[Extracts from a graphics dataset]
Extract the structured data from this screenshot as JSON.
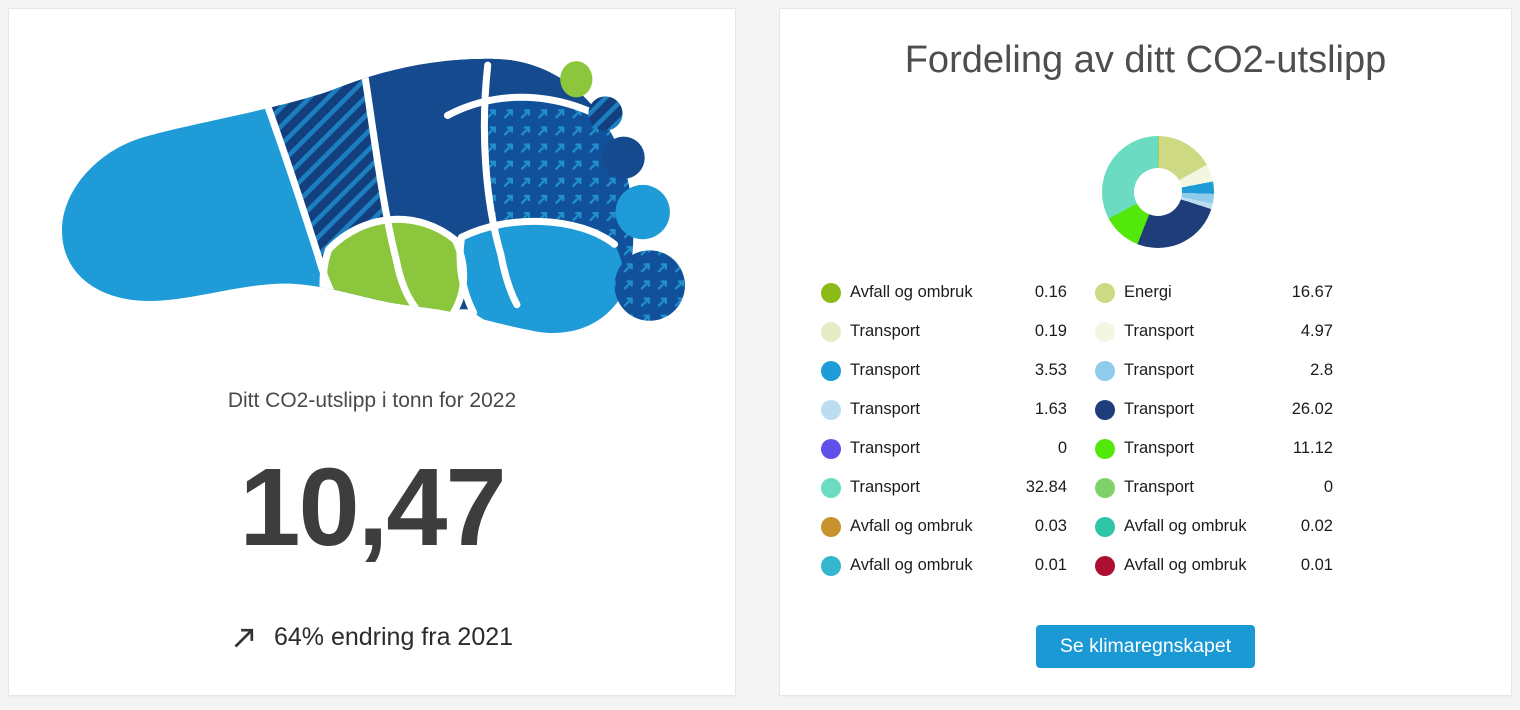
{
  "page": {
    "background": "#f4f4f5"
  },
  "summary_card": {
    "caption": "Ditt CO2-utslipp i tonn for 2022",
    "value": "10,47",
    "change_icon": "up-right-arrow",
    "change_text": "64% endring fra 2021"
  },
  "chart_data": {
    "type": "pie",
    "subtype": "donut",
    "title": "Fordeling av ditt CO2-utslipp",
    "legend_position": "below",
    "legend_columns": 2,
    "series": [
      {
        "label": "Avfall og ombruk",
        "value": 0.16,
        "display": "0.16",
        "color": "#8cba17"
      },
      {
        "label": "Energi",
        "value": 16.67,
        "display": "16.67",
        "color": "#cdda83"
      },
      {
        "label": "Transport",
        "value": 0.19,
        "display": "0.19",
        "color": "#e4edc3"
      },
      {
        "label": "Transport",
        "value": 4.97,
        "display": "4.97",
        "color": "#f3f6e0"
      },
      {
        "label": "Transport",
        "value": 3.53,
        "display": "3.53",
        "color": "#1e9cd7"
      },
      {
        "label": "Transport",
        "value": 2.8,
        "display": "2.8",
        "color": "#8fcbea"
      },
      {
        "label": "Transport",
        "value": 1.63,
        "display": "1.63",
        "color": "#bbdcf1"
      },
      {
        "label": "Transport",
        "value": 26.02,
        "display": "26.02",
        "color": "#1f3d7b"
      },
      {
        "label": "Transport",
        "value": 0,
        "display": "0",
        "color": "#5e50e8"
      },
      {
        "label": "Transport",
        "value": 11.12,
        "display": "11.12",
        "color": "#52e80c"
      },
      {
        "label": "Transport",
        "value": 32.84,
        "display": "32.84",
        "color": "#6bdcc1"
      },
      {
        "label": "Transport",
        "value": 0,
        "display": "0",
        "color": "#7ed169"
      },
      {
        "label": "Avfall og ombruk",
        "value": 0.03,
        "display": "0.03",
        "color": "#c9922d"
      },
      {
        "label": "Avfall og ombruk",
        "value": 0.02,
        "display": "0.02",
        "color": "#2ec6a6"
      },
      {
        "label": "Avfall og ombruk",
        "value": 0.01,
        "display": "0.01",
        "color": "#35b5ce"
      },
      {
        "label": "Avfall og ombruk",
        "value": 0.01,
        "display": "0.01",
        "color": "#ac0f32"
      }
    ]
  },
  "actions": {
    "view_report_label": "Se klimaregnskapet"
  },
  "colors": {
    "button": "#1b99d5",
    "title_text": "#4e4e4e",
    "value_text": "#3d3d3d"
  }
}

■ Task instructions ■
Transcribe the full listing character for character. Pictures are excluded.

■ Solution ■
Extract the structured data from this screenshot as JSON.
{
  "page": {
    "background": "#f4f4f5"
  },
  "summary_card": {
    "caption": "Ditt CO2-utslipp i tonn for 2022",
    "value": "10,47",
    "change_icon": "up-right-arrow",
    "change_text": "64% endring fra 2021"
  },
  "chart_data": {
    "type": "pie",
    "subtype": "donut",
    "title": "Fordeling av ditt CO2-utslipp",
    "legend_position": "below",
    "legend_columns": 2,
    "series": [
      {
        "label": "Avfall og ombruk",
        "value": 0.16,
        "display": "0.16",
        "color": "#8cba17"
      },
      {
        "label": "Energi",
        "value": 16.67,
        "display": "16.67",
        "color": "#cdda83"
      },
      {
        "label": "Transport",
        "value": 0.19,
        "display": "0.19",
        "color": "#e4edc3"
      },
      {
        "label": "Transport",
        "value": 4.97,
        "display": "4.97",
        "color": "#f3f6e0"
      },
      {
        "label": "Transport",
        "value": 3.53,
        "display": "3.53",
        "color": "#1e9cd7"
      },
      {
        "label": "Transport",
        "value": 2.8,
        "display": "2.8",
        "color": "#8fcbea"
      },
      {
        "label": "Transport",
        "value": 1.63,
        "display": "1.63",
        "color": "#bbdcf1"
      },
      {
        "label": "Transport",
        "value": 26.02,
        "display": "26.02",
        "color": "#1f3d7b"
      },
      {
        "label": "Transport",
        "value": 0,
        "display": "0",
        "color": "#5e50e8"
      },
      {
        "label": "Transport",
        "value": 11.12,
        "display": "11.12",
        "color": "#52e80c"
      },
      {
        "label": "Transport",
        "value": 32.84,
        "display": "32.84",
        "color": "#6bdcc1"
      },
      {
        "label": "Transport",
        "value": 0,
        "display": "0",
        "color": "#7ed169"
      },
      {
        "label": "Avfall og ombruk",
        "value": 0.03,
        "display": "0.03",
        "color": "#c9922d"
      },
      {
        "label": "Avfall og ombruk",
        "value": 0.02,
        "display": "0.02",
        "color": "#2ec6a6"
      },
      {
        "label": "Avfall og ombruk",
        "value": 0.01,
        "display": "0.01",
        "color": "#35b5ce"
      },
      {
        "label": "Avfall og ombruk",
        "value": 0.01,
        "display": "0.01",
        "color": "#ac0f32"
      }
    ]
  },
  "actions": {
    "view_report_label": "Se klimaregnskapet"
  },
  "colors": {
    "button": "#1b99d5",
    "title_text": "#4e4e4e",
    "value_text": "#3d3d3d"
  }
}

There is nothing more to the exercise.